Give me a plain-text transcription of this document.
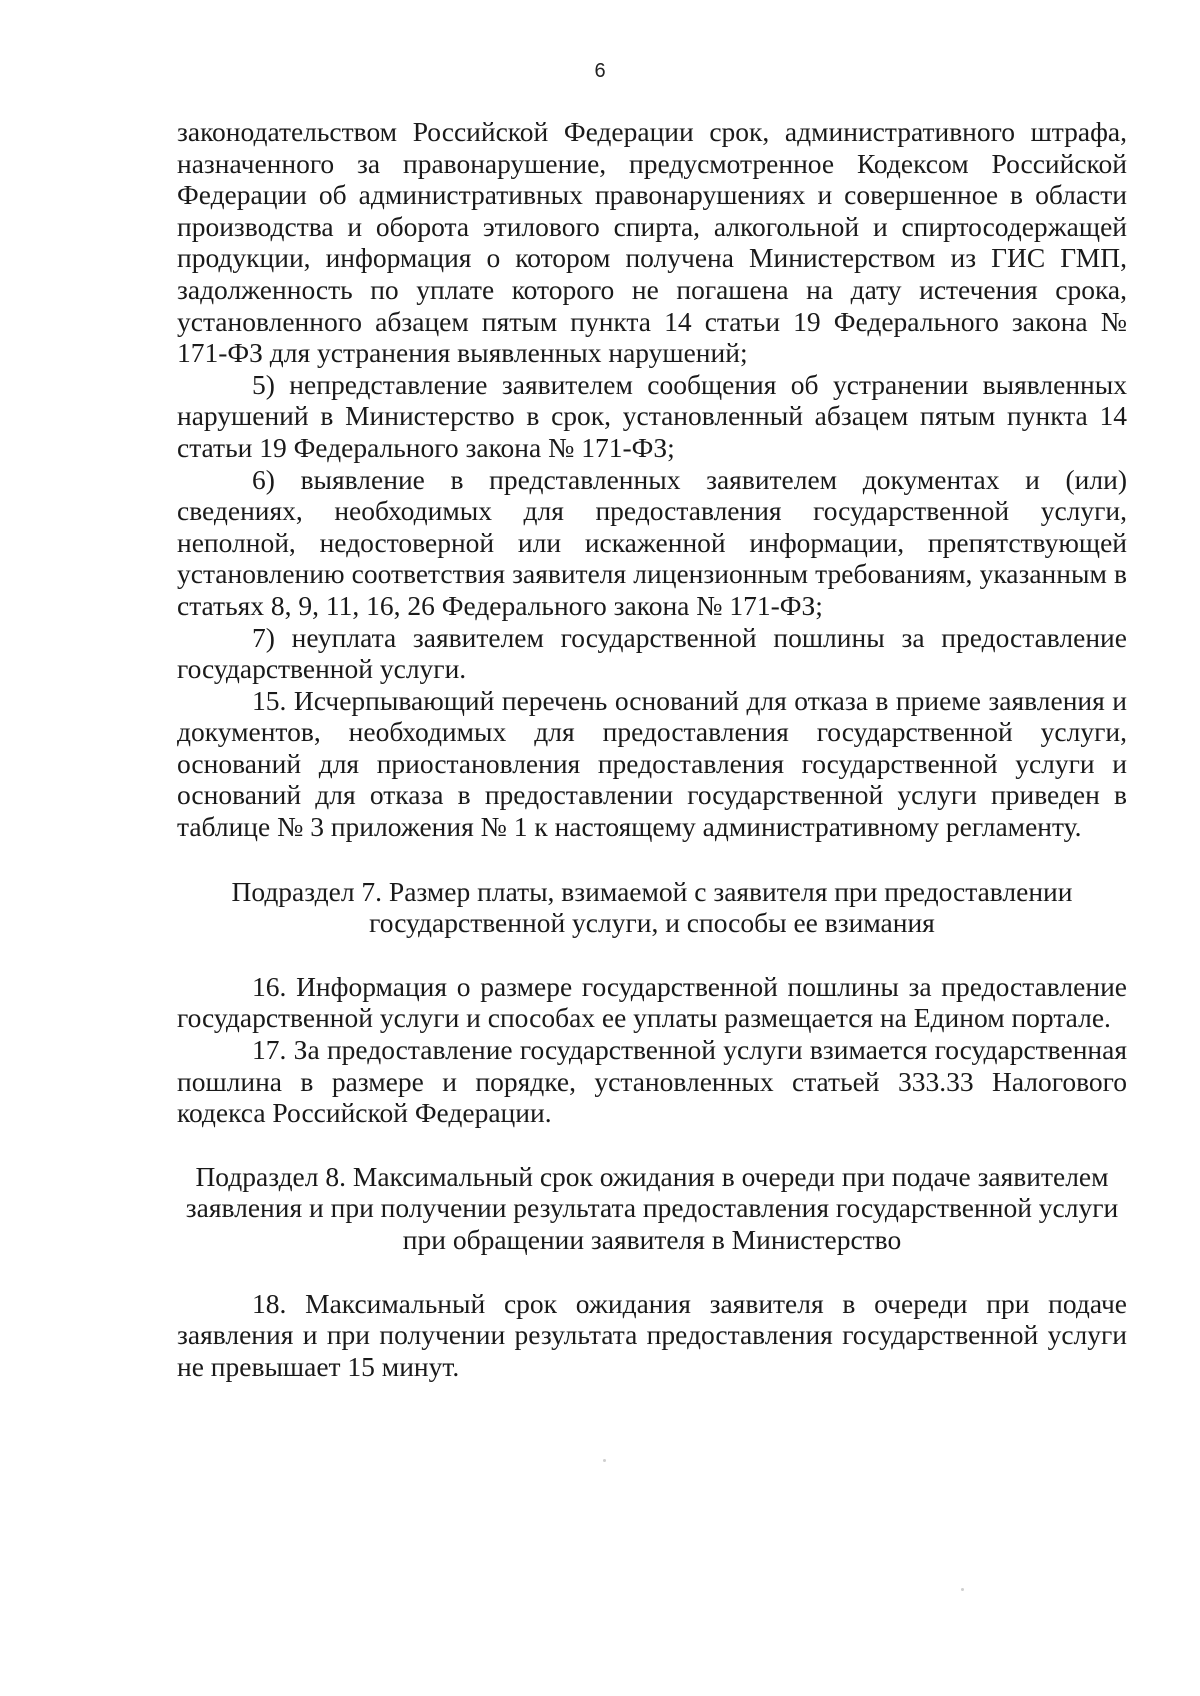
6

законодательством Российской Федерации срок, административного штрафа, назначенного за правонарушение, предусмотренное Кодексом Российской Федерации об административных правонарушениях и совершенное в области производства и оборота этилового спирта, алкогольной и спиртосодержащей продукции, информация о котором получена Министерством из ГИС ГМП, задолженность по уплате которого не погашена на дату истечения срока, установленного абзацем пятым пункта 14 статьи 19 Федерального закона № 171-ФЗ для устранения выявленных нарушений;

5) непредставление заявителем сообщения об устранении выявленных нарушений в Министерство в срок, установленный абзацем пятым пункта 14 статьи 19 Федерального закона № 171-ФЗ;

6) выявление в представленных заявителем документах и (или) сведениях, необходимых для предоставления государственной услуги, неполной, недостоверной или искаженной информации, препятствующей установлению соответствия заявителя лицензионным требованиям, указанным в статьях 8, 9, 11, 16, 26 Федерального закона № 171-ФЗ;

7) неуплата заявителем государственной пошлины за предоставление государственной услуги.

15. Исчерпывающий перечень оснований для отказа в приеме заявления и документов, необходимых для предоставления государственной услуги, оснований для приостановления предоставления государственной услуги и оснований для отказа в предоставлении государственной услуги приведен в таблице № 3 приложения № 1 к настоящему административному регламенту.

Подраздел 7. Размер платы, взимаемой с заявителя при предоставлении государственной услуги, и способы ее взимания

16. Информация о размере государственной пошлины за предоставление государственной услуги и способах ее уплаты размещается на Едином портале.

17. За предоставление государственной услуги взимается государственная пошлина в размере и порядке, установленных статьей 333.33 Налогового кодекса Российской Федерации.

Подраздел 8. Максимальный срок ожидания в очереди при подаче заявителем заявления и при получении результата предоставления государственной услуги при обращении заявителя в Министерство

18. Максимальный срок ожидания заявителя в очереди при подаче заявления и при получении результата предоставления государственной услуги не превышает 15 минут.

- **What this task involves**: Omitting all images, retype each line of the records precisely.

- **Final answer**:
Give me a plain-text transcription of this document.
6

законодательством Российской Федерации срок, административного штрафа, назначенного за правонарушение, предусмотренное Кодексом Российской Федерации об административных правонарушениях и совершенное в области производства и оборота этилового спирта, алкогольной и спиртосодержащей продукции, информация о котором получена Министерством из ГИС ГМП, задолженность по уплате которого не погашена на дату истечения срока, установленного абзацем пятым пункта 14 статьи 19 Федерального закона № 171-ФЗ для устранения выявленных нарушений;

5) непредставление заявителем сообщения об устранении выявленных нарушений в Министерство в срок, установленный абзацем пятым пункта 14 статьи 19 Федерального закона № 171-ФЗ;

6) выявление в представленных заявителем документах и (или) сведениях, необходимых для предоставления государственной услуги, неполной, недостоверной или искаженной информации, препятствующей установлению соответствия заявителя лицензионным требованиям, указанным в статьях 8, 9, 11, 16, 26 Федерального закона № 171-ФЗ;

7) неуплата заявителем государственной пошлины за предоставление государственной услуги.

15. Исчерпывающий перечень оснований для отказа в приеме заявления и документов, необходимых для предоставления государственной услуги, оснований для приостановления предоставления государственной услуги и оснований для отказа в предоставлении государственной услуги приведен в таблице № 3 приложения № 1 к настоящему административному регламенту.

Подраздел 7. Размер платы, взимаемой с заявителя при предоставлении государственной услуги, и способы ее взимания

16. Информация о размере государственной пошлины за предоставление государственной услуги и способах ее уплаты размещается на Едином портале.

17. За предоставление государственной услуги взимается государственная пошлина в размере и порядке, установленных статьей 333.33 Налогового кодекса Российской Федерации.

Подраздел 8. Максимальный срок ожидания в очереди при подаче заявителем заявления и при получении результата предоставления государственной услуги при обращении заявителя в Министерство

18. Максимальный срок ожидания заявителя в очереди при подаче заявления и при получении результата предоставления государственной услуги не превышает 15 минут.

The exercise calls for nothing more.